Stored records

——

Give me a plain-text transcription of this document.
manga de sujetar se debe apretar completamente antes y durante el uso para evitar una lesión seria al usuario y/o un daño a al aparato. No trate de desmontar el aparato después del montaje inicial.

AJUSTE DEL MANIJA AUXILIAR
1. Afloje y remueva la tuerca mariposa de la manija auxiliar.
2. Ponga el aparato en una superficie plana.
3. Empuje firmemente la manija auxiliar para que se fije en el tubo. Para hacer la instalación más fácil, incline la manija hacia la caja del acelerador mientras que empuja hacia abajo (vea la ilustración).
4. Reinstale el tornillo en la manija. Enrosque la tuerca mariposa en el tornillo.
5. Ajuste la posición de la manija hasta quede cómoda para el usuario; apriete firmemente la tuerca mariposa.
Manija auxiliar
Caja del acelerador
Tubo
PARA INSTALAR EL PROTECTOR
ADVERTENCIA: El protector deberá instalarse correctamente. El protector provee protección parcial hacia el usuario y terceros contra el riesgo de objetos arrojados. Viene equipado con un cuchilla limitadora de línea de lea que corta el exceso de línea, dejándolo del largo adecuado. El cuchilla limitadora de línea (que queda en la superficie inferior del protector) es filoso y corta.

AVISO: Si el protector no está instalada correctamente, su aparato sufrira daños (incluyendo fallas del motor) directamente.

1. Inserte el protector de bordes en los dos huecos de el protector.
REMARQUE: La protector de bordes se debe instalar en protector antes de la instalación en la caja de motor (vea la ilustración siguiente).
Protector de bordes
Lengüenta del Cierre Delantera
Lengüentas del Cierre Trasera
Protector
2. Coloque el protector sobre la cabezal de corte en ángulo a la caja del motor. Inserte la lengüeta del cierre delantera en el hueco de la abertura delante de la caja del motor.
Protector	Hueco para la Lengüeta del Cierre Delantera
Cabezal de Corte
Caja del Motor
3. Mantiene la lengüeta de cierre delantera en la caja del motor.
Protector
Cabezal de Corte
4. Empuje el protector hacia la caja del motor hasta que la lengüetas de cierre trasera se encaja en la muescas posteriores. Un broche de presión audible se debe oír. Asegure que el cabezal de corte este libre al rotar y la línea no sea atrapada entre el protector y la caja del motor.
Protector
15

——

Reproduce the entries above in full, verbatim.

Give me a plain-text transcription of this document.
manga de sujetar se debe apretar completamente antes y durante el uso para evitar una lesión seria al usuario y/o un daño a al aparato. No trate de desmontar el aparato después del montaje inicial.

AJUSTE DEL MANIJA AUXILIAR
1. Afloje y remueva la tuerca mariposa de la manija auxiliar.
2. Ponga el aparato en una superficie plana.
3. Empuje firmemente la manija auxiliar para que se fije en el tubo. Para hacer la instalación más fácil, incline la manija hacia la caja del acelerador mientras que empuja hacia abajo (vea la ilustración).
4. Reinstale el tornillo en la manija. Enrosque la tuerca mariposa en el tornillo.
5. Ajuste la posición de la manija hasta quede cómoda para el usuario; apriete firmemente la tuerca mariposa.
Manija auxiliar
Caja del acelerador
Tubo
PARA INSTALAR EL PROTECTOR
ADVERTENCIA: El protector deberá instalarse correctamente. El protector provee protección parcial hacia el usuario y terceros contra el riesgo de objetos arrojados. Viene equipado con un cuchilla limitadora de línea de lea que corta el exceso de línea, dejándolo del largo adecuado. El cuchilla limitadora de línea (que queda en la superficie inferior del protector) es filoso y corta.

AVISO: Si el protector no está instalada correctamente, su aparato sufrira daños (incluyendo fallas del motor) directamente.

1. Inserte el protector de bordes en los dos huecos de el protector.
REMARQUE: La protector de bordes se debe instalar en protector antes de la instalación en la caja de motor (vea la ilustración siguiente).
Protector de bordes
Lengüenta del Cierre Delantera
Lengüentas del Cierre Trasera
Protector
2. Coloque el protector sobre la cabezal de corte en ángulo a la caja del motor. Inserte la lengüeta del cierre delantera en el hueco de la abertura delante de la caja del motor.
Protector	Hueco para la Lengüeta del Cierre Delantera
Cabezal de Corte
Caja del Motor
3. Mantiene la lengüeta de cierre delantera en la caja del motor.
Protector
Cabezal de Corte
4. Empuje el protector hacia la caja del motor hasta que la lengüetas de cierre trasera se encaja en la muescas posteriores. Un broche de presión audible se debe oír. Asegure que el cabezal de corte este libre al rotar y la línea no sea atrapada entre el protector y la caja del motor.
Protector
15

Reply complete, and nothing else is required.